**Goal:** Write out every line of the material exactly as it appears.

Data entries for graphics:
|---|
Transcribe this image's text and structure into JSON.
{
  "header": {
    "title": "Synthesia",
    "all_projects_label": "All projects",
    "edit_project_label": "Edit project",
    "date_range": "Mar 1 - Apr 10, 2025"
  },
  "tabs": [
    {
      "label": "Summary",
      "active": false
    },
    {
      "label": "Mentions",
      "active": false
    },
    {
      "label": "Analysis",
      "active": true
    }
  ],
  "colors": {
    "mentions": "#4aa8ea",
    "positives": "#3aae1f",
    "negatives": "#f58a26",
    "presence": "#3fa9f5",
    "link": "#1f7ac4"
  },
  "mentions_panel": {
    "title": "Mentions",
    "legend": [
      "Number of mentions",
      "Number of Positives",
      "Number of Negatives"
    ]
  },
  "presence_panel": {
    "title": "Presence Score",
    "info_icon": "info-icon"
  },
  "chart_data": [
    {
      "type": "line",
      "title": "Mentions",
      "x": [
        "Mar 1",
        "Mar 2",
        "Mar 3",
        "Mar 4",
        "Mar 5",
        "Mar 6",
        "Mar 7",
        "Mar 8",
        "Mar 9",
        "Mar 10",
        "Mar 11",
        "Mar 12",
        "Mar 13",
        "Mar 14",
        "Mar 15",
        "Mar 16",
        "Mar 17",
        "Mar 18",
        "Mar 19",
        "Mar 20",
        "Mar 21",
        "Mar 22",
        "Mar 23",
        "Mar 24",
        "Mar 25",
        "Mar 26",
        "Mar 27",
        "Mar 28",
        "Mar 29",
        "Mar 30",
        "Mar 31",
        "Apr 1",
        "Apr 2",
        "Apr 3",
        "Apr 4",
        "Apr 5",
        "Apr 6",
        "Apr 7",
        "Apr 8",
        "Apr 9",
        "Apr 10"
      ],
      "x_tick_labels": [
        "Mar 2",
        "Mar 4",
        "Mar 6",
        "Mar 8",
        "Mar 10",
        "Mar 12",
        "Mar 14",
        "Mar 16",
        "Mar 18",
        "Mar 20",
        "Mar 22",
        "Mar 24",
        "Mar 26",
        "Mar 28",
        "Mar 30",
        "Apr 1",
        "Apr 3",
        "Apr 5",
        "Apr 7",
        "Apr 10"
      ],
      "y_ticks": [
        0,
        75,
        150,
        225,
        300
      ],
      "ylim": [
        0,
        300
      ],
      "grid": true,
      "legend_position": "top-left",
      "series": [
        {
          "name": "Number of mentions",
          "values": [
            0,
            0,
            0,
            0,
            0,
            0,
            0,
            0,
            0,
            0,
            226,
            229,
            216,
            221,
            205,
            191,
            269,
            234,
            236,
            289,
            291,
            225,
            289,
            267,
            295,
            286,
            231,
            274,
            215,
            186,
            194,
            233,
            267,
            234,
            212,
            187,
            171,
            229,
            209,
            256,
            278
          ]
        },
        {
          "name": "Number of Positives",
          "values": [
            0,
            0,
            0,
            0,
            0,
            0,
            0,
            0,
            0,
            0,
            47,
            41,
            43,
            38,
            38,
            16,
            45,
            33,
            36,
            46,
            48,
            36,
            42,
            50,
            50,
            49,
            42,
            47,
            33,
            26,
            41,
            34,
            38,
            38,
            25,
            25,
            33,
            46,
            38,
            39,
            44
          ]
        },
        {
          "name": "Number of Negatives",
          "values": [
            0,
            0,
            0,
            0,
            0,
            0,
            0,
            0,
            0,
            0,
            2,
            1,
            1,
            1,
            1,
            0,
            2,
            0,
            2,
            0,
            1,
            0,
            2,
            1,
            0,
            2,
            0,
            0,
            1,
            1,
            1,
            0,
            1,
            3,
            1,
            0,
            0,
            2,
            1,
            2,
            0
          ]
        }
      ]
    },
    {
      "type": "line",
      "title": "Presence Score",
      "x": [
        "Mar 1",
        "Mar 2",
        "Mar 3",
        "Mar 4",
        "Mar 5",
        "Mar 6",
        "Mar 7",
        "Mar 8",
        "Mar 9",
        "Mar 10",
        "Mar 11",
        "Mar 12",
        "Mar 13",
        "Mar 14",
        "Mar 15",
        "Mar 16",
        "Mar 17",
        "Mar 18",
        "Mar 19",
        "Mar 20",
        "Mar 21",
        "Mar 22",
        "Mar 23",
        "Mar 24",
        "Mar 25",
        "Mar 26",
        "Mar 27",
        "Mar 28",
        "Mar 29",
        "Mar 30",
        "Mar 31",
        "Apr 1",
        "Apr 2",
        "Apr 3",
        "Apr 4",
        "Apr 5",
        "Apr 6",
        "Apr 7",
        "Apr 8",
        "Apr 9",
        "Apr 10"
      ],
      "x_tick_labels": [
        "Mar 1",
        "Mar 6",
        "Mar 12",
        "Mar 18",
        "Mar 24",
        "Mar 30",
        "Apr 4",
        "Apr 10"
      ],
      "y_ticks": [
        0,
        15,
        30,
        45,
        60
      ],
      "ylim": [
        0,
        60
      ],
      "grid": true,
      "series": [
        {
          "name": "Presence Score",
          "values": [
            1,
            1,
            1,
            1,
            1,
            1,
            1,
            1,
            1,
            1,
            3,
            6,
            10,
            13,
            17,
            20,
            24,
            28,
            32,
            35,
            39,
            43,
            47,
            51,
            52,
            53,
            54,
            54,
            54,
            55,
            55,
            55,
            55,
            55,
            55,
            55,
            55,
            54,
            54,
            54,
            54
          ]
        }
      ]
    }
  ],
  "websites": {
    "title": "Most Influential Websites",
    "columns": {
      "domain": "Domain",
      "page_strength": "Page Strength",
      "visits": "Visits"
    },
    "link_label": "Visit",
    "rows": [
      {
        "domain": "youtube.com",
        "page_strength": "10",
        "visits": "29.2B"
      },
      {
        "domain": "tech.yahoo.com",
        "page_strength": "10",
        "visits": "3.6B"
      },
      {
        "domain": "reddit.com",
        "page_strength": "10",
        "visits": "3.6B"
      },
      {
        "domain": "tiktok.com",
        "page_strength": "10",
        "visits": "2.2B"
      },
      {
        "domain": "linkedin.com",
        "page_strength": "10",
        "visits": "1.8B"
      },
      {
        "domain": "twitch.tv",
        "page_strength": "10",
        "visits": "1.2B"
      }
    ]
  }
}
|---|
**Solution below:**
Transcribe this image's text and structure into JSON.
{
  "header": {
    "title": "Synthesia",
    "all_projects_label": "All projects",
    "edit_project_label": "Edit project",
    "date_range": "Mar 1 - Apr 10, 2025"
  },
  "tabs": [
    {
      "label": "Summary",
      "active": false
    },
    {
      "label": "Mentions",
      "active": false
    },
    {
      "label": "Analysis",
      "active": true
    }
  ],
  "colors": {
    "mentions": "#4aa8ea",
    "positives": "#3aae1f",
    "negatives": "#f58a26",
    "presence": "#3fa9f5",
    "link": "#1f7ac4"
  },
  "mentions_panel": {
    "title": "Mentions",
    "legend": [
      "Number of mentions",
      "Number of Positives",
      "Number of Negatives"
    ]
  },
  "presence_panel": {
    "title": "Presence Score",
    "info_icon": "info-icon"
  },
  "chart_data": [
    {
      "type": "line",
      "title": "Mentions",
      "x": [
        "Mar 1",
        "Mar 2",
        "Mar 3",
        "Mar 4",
        "Mar 5",
        "Mar 6",
        "Mar 7",
        "Mar 8",
        "Mar 9",
        "Mar 10",
        "Mar 11",
        "Mar 12",
        "Mar 13",
        "Mar 14",
        "Mar 15",
        "Mar 16",
        "Mar 17",
        "Mar 18",
        "Mar 19",
        "Mar 20",
        "Mar 21",
        "Mar 22",
        "Mar 23",
        "Mar 24",
        "Mar 25",
        "Mar 26",
        "Mar 27",
        "Mar 28",
        "Mar 29",
        "Mar 30",
        "Mar 31",
        "Apr 1",
        "Apr 2",
        "Apr 3",
        "Apr 4",
        "Apr 5",
        "Apr 6",
        "Apr 7",
        "Apr 8",
        "Apr 9",
        "Apr 10"
      ],
      "x_tick_labels": [
        "Mar 2",
        "Mar 4",
        "Mar 6",
        "Mar 8",
        "Mar 10",
        "Mar 12",
        "Mar 14",
        "Mar 16",
        "Mar 18",
        "Mar 20",
        "Mar 22",
        "Mar 24",
        "Mar 26",
        "Mar 28",
        "Mar 30",
        "Apr 1",
        "Apr 3",
        "Apr 5",
        "Apr 7",
        "Apr 10"
      ],
      "y_ticks": [
        0,
        75,
        150,
        225,
        300
      ],
      "ylim": [
        0,
        300
      ],
      "grid": true,
      "legend_position": "top-left",
      "series": [
        {
          "name": "Number of mentions",
          "values": [
            0,
            0,
            0,
            0,
            0,
            0,
            0,
            0,
            0,
            0,
            226,
            229,
            216,
            221,
            205,
            191,
            269,
            234,
            236,
            289,
            291,
            225,
            289,
            267,
            295,
            286,
            231,
            274,
            215,
            186,
            194,
            233,
            267,
            234,
            212,
            187,
            171,
            229,
            209,
            256,
            278
          ]
        },
        {
          "name": "Number of Positives",
          "values": [
            0,
            0,
            0,
            0,
            0,
            0,
            0,
            0,
            0,
            0,
            47,
            41,
            43,
            38,
            38,
            16,
            45,
            33,
            36,
            46,
            48,
            36,
            42,
            50,
            50,
            49,
            42,
            47,
            33,
            26,
            41,
            34,
            38,
            38,
            25,
            25,
            33,
            46,
            38,
            39,
            44
          ]
        },
        {
          "name": "Number of Negatives",
          "values": [
            0,
            0,
            0,
            0,
            0,
            0,
            0,
            0,
            0,
            0,
            2,
            1,
            1,
            1,
            1,
            0,
            2,
            0,
            2,
            0,
            1,
            0,
            2,
            1,
            0,
            2,
            0,
            0,
            1,
            1,
            1,
            0,
            1,
            3,
            1,
            0,
            0,
            2,
            1,
            2,
            0
          ]
        }
      ]
    },
    {
      "type": "line",
      "title": "Presence Score",
      "x": [
        "Mar 1",
        "Mar 2",
        "Mar 3",
        "Mar 4",
        "Mar 5",
        "Mar 6",
        "Mar 7",
        "Mar 8",
        "Mar 9",
        "Mar 10",
        "Mar 11",
        "Mar 12",
        "Mar 13",
        "Mar 14",
        "Mar 15",
        "Mar 16",
        "Mar 17",
        "Mar 18",
        "Mar 19",
        "Mar 20",
        "Mar 21",
        "Mar 22",
        "Mar 23",
        "Mar 24",
        "Mar 25",
        "Mar 26",
        "Mar 27",
        "Mar 28",
        "Mar 29",
        "Mar 30",
        "Mar 31",
        "Apr 1",
        "Apr 2",
        "Apr 3",
        "Apr 4",
        "Apr 5",
        "Apr 6",
        "Apr 7",
        "Apr 8",
        "Apr 9",
        "Apr 10"
      ],
      "x_tick_labels": [
        "Mar 1",
        "Mar 6",
        "Mar 12",
        "Mar 18",
        "Mar 24",
        "Mar 30",
        "Apr 4",
        "Apr 10"
      ],
      "y_ticks": [
        0,
        15,
        30,
        45,
        60
      ],
      "ylim": [
        0,
        60
      ],
      "grid": true,
      "series": [
        {
          "name": "Presence Score",
          "values": [
            1,
            1,
            1,
            1,
            1,
            1,
            1,
            1,
            1,
            1,
            3,
            6,
            10,
            13,
            17,
            20,
            24,
            28,
            32,
            35,
            39,
            43,
            47,
            51,
            52,
            53,
            54,
            54,
            54,
            55,
            55,
            55,
            55,
            55,
            55,
            55,
            55,
            54,
            54,
            54,
            54
          ]
        }
      ]
    }
  ],
  "websites": {
    "title": "Most Influential Websites",
    "columns": {
      "domain": "Domain",
      "page_strength": "Page Strength",
      "visits": "Visits"
    },
    "link_label": "Visit",
    "rows": [
      {
        "domain": "youtube.com",
        "page_strength": "10",
        "visits": "29.2B"
      },
      {
        "domain": "tech.yahoo.com",
        "page_strength": "10",
        "visits": "3.6B"
      },
      {
        "domain": "reddit.com",
        "page_strength": "10",
        "visits": "3.6B"
      },
      {
        "domain": "tiktok.com",
        "page_strength": "10",
        "visits": "2.2B"
      },
      {
        "domain": "linkedin.com",
        "page_strength": "10",
        "visits": "1.8B"
      },
      {
        "domain": "twitch.tv",
        "page_strength": "10",
        "visits": "1.2B"
      }
    ]
  }
}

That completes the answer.